--- Start of Data ---
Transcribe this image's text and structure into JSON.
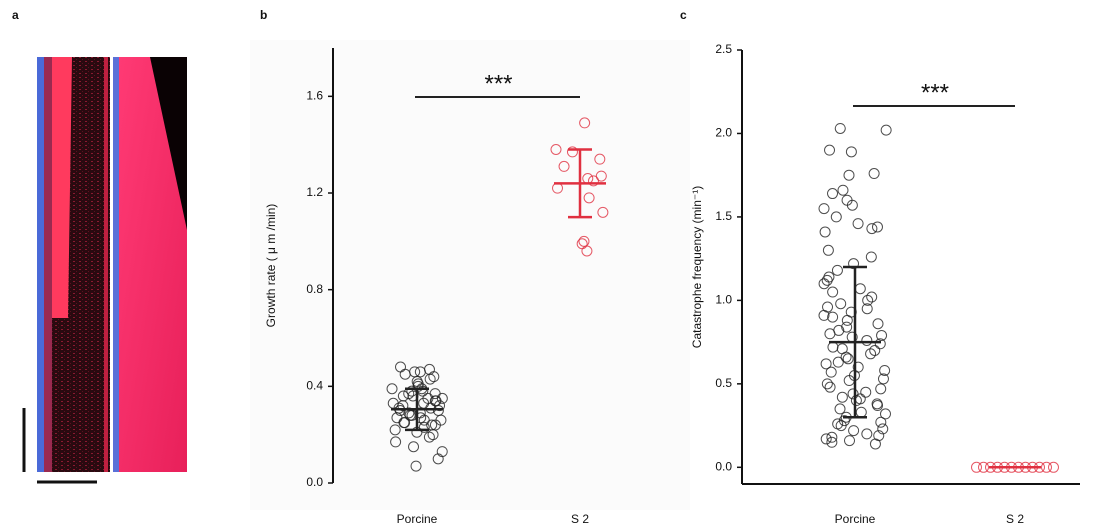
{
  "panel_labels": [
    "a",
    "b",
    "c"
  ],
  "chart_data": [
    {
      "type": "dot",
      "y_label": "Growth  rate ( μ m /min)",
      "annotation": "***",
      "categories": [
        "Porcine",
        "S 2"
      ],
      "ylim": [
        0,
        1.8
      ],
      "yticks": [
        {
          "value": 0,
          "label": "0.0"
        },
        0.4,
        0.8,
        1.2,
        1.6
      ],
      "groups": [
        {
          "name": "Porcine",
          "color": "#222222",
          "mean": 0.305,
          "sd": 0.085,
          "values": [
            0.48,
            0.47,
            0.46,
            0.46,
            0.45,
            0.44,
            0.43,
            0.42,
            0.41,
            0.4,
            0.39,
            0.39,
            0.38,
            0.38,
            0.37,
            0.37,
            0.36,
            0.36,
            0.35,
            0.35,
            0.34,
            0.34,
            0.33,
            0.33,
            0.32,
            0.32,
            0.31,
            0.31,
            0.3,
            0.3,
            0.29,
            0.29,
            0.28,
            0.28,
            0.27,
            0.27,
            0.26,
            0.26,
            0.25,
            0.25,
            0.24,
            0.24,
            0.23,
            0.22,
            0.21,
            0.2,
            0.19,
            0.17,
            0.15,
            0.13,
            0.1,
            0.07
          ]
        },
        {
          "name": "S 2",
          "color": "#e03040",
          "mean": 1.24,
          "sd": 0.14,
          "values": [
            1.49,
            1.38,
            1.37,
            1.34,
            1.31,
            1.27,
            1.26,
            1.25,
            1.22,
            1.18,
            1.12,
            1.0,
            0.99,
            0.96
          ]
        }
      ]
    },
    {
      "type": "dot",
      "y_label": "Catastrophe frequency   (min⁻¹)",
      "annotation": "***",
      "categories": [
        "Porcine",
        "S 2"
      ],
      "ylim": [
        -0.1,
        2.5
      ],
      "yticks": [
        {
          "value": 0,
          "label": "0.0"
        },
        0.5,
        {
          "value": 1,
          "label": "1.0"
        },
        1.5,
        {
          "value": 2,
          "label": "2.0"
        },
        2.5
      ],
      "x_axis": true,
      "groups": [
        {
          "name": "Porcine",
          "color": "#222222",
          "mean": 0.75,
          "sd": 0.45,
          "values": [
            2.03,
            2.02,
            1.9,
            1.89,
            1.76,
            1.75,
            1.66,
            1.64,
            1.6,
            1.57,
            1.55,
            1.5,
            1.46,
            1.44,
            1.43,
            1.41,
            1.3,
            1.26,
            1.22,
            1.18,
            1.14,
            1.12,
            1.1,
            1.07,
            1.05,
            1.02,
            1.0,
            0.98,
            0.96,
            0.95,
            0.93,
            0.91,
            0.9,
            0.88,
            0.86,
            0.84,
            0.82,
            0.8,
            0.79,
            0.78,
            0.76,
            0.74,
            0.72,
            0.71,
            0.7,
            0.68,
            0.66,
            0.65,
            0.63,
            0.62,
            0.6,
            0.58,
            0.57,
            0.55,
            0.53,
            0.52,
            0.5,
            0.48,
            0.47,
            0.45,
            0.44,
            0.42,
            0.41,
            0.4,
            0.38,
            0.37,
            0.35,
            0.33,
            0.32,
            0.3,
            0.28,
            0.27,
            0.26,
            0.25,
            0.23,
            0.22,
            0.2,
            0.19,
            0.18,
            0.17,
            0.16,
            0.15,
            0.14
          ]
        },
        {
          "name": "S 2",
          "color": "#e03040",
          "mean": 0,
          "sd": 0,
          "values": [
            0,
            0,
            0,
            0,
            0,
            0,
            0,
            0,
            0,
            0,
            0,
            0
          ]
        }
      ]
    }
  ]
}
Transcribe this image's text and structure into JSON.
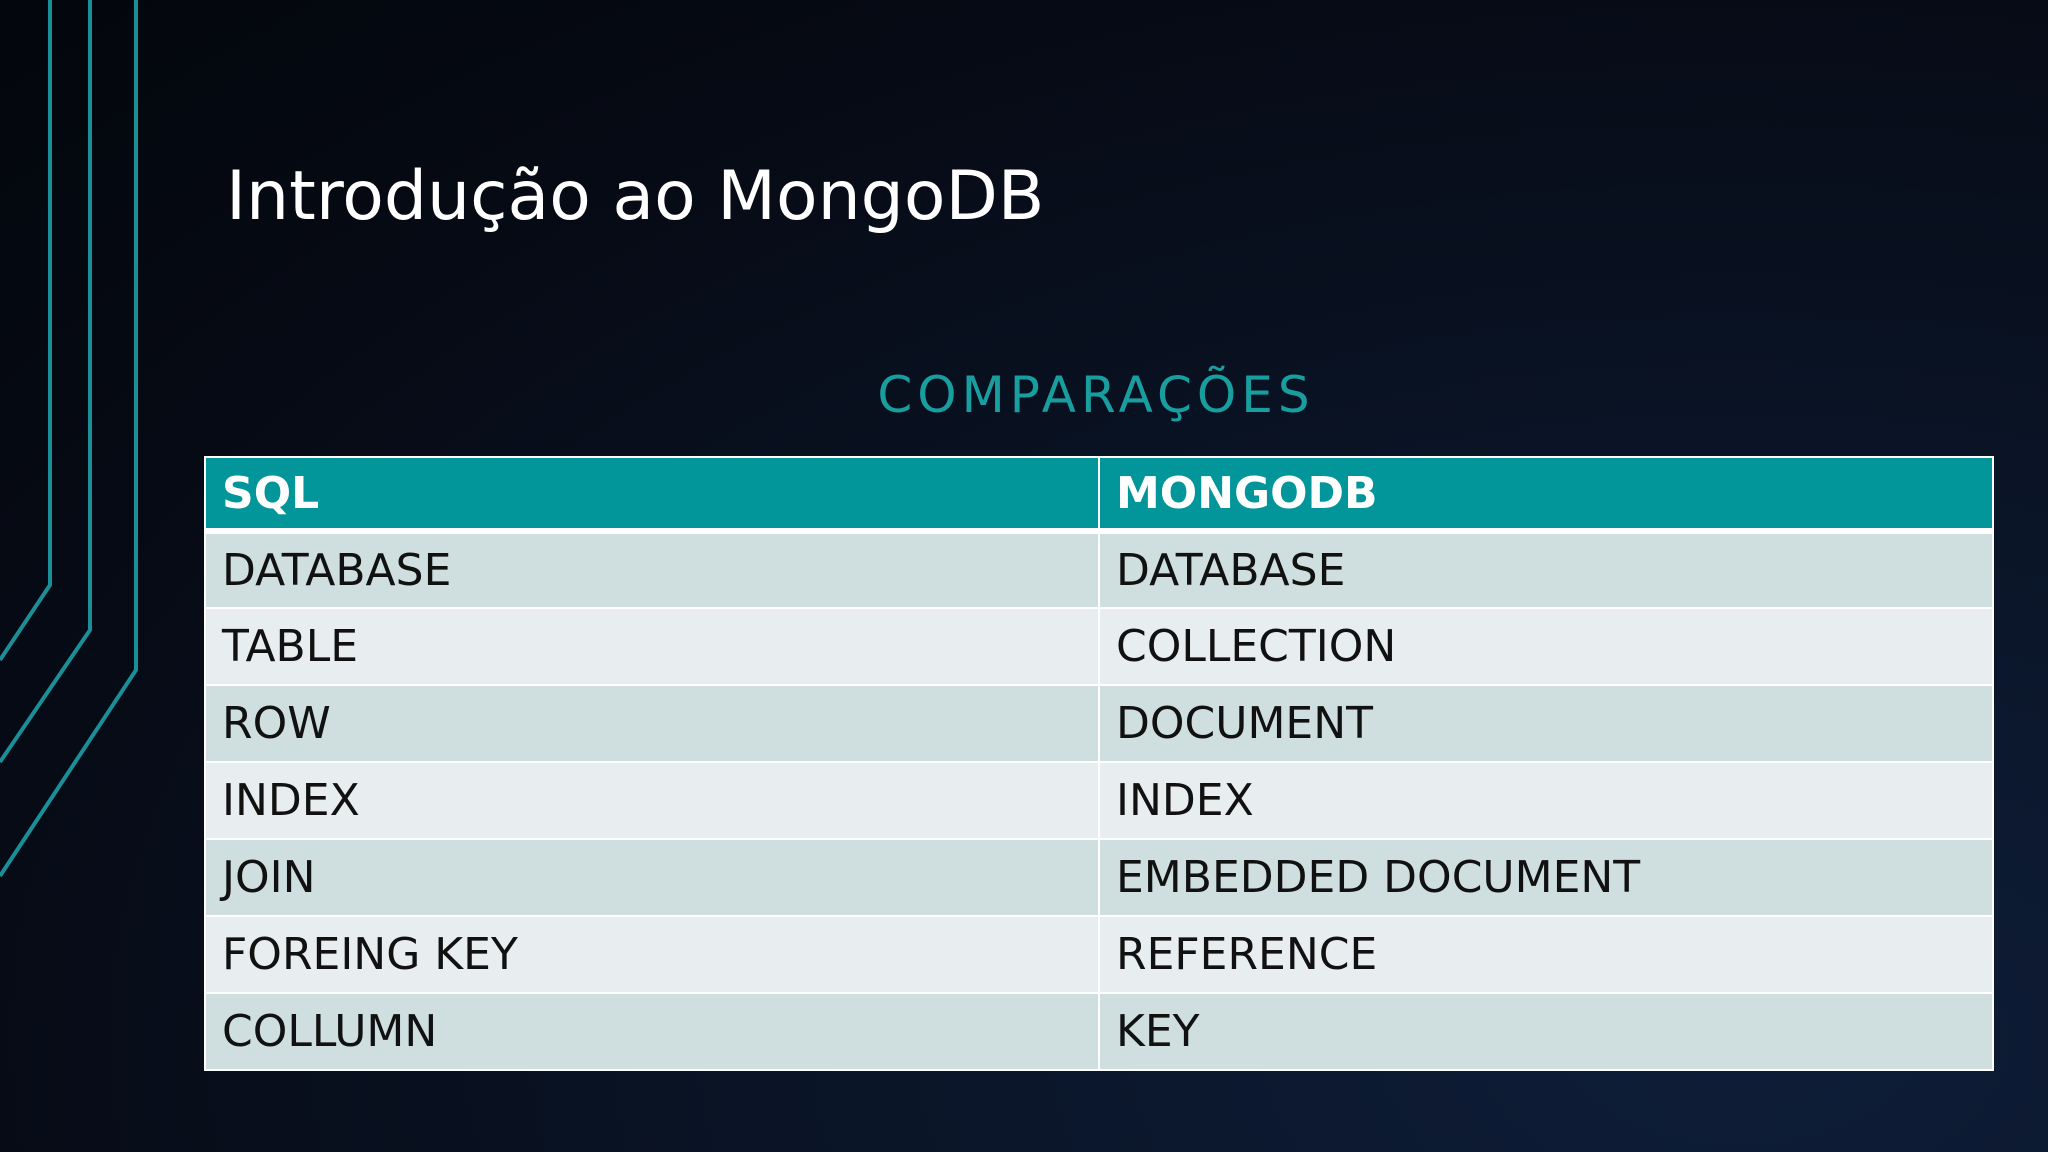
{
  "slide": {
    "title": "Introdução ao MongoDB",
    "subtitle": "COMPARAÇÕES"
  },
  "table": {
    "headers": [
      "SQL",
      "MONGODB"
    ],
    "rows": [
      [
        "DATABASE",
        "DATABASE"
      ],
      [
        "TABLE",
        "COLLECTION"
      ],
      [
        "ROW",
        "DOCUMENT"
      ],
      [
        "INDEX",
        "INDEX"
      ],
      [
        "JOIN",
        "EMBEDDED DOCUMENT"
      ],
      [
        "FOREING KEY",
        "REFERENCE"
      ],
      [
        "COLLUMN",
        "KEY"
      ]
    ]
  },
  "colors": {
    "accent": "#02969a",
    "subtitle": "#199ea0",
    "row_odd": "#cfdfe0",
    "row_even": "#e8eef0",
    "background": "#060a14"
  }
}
--- End of Data ---
→ **Task details**:
Pictures stay out; repeat all the rest of the records exactly.

→ **Solved problem**:
Transcribe this image's text and structure into JSON.
{
  "panel_labels": [
    "a",
    "b",
    "c"
  ],
  "chart_data": [
    {
      "type": "dot",
      "y_label": "Growth  rate ( μ m /min)",
      "annotation": "***",
      "categories": [
        "Porcine",
        "S 2"
      ],
      "ylim": [
        0,
        1.8
      ],
      "yticks": [
        {
          "value": 0,
          "label": "0.0"
        },
        0.4,
        0.8,
        1.2,
        1.6
      ],
      "groups": [
        {
          "name": "Porcine",
          "color": "#222222",
          "mean": 0.305,
          "sd": 0.085,
          "values": [
            0.48,
            0.47,
            0.46,
            0.46,
            0.45,
            0.44,
            0.43,
            0.42,
            0.41,
            0.4,
            0.39,
            0.39,
            0.38,
            0.38,
            0.37,
            0.37,
            0.36,
            0.36,
            0.35,
            0.35,
            0.34,
            0.34,
            0.33,
            0.33,
            0.32,
            0.32,
            0.31,
            0.31,
            0.3,
            0.3,
            0.29,
            0.29,
            0.28,
            0.28,
            0.27,
            0.27,
            0.26,
            0.26,
            0.25,
            0.25,
            0.24,
            0.24,
            0.23,
            0.22,
            0.21,
            0.2,
            0.19,
            0.17,
            0.15,
            0.13,
            0.1,
            0.07
          ]
        },
        {
          "name": "S 2",
          "color": "#e03040",
          "mean": 1.24,
          "sd": 0.14,
          "values": [
            1.49,
            1.38,
            1.37,
            1.34,
            1.31,
            1.27,
            1.26,
            1.25,
            1.22,
            1.18,
            1.12,
            1.0,
            0.99,
            0.96
          ]
        }
      ]
    },
    {
      "type": "dot",
      "y_label": "Catastrophe frequency   (min⁻¹)",
      "annotation": "***",
      "categories": [
        "Porcine",
        "S 2"
      ],
      "ylim": [
        -0.1,
        2.5
      ],
      "yticks": [
        {
          "value": 0,
          "label": "0.0"
        },
        0.5,
        {
          "value": 1,
          "label": "1.0"
        },
        1.5,
        {
          "value": 2,
          "label": "2.0"
        },
        2.5
      ],
      "x_axis": true,
      "groups": [
        {
          "name": "Porcine",
          "color": "#222222",
          "mean": 0.75,
          "sd": 0.45,
          "values": [
            2.03,
            2.02,
            1.9,
            1.89,
            1.76,
            1.75,
            1.66,
            1.64,
            1.6,
            1.57,
            1.55,
            1.5,
            1.46,
            1.44,
            1.43,
            1.41,
            1.3,
            1.26,
            1.22,
            1.18,
            1.14,
            1.12,
            1.1,
            1.07,
            1.05,
            1.02,
            1.0,
            0.98,
            0.96,
            0.95,
            0.93,
            0.91,
            0.9,
            0.88,
            0.86,
            0.84,
            0.82,
            0.8,
            0.79,
            0.78,
            0.76,
            0.74,
            0.72,
            0.71,
            0.7,
            0.68,
            0.66,
            0.65,
            0.63,
            0.62,
            0.6,
            0.58,
            0.57,
            0.55,
            0.53,
            0.52,
            0.5,
            0.48,
            0.47,
            0.45,
            0.44,
            0.42,
            0.41,
            0.4,
            0.38,
            0.37,
            0.35,
            0.33,
            0.32,
            0.3,
            0.28,
            0.27,
            0.26,
            0.25,
            0.23,
            0.22,
            0.2,
            0.19,
            0.18,
            0.17,
            0.16,
            0.15,
            0.14
          ]
        },
        {
          "name": "S 2",
          "color": "#e03040",
          "mean": 0,
          "sd": 0,
          "values": [
            0,
            0,
            0,
            0,
            0,
            0,
            0,
            0,
            0,
            0,
            0,
            0
          ]
        }
      ]
    }
  ]
}
Transcribe this image's text and structure into JSON.
{
  "slide": {
    "title": "Introdução ao MongoDB",
    "subtitle": "COMPARAÇÕES"
  },
  "table": {
    "headers": [
      "SQL",
      "MONGODB"
    ],
    "rows": [
      [
        "DATABASE",
        "DATABASE"
      ],
      [
        "TABLE",
        "COLLECTION"
      ],
      [
        "ROW",
        "DOCUMENT"
      ],
      [
        "INDEX",
        "INDEX"
      ],
      [
        "JOIN",
        "EMBEDDED DOCUMENT"
      ],
      [
        "FOREING KEY",
        "REFERENCE"
      ],
      [
        "COLLUMN",
        "KEY"
      ]
    ]
  },
  "colors": {
    "accent": "#02969a",
    "subtitle": "#199ea0",
    "row_odd": "#cfdfe0",
    "row_even": "#e8eef0",
    "background": "#060a14"
  }
}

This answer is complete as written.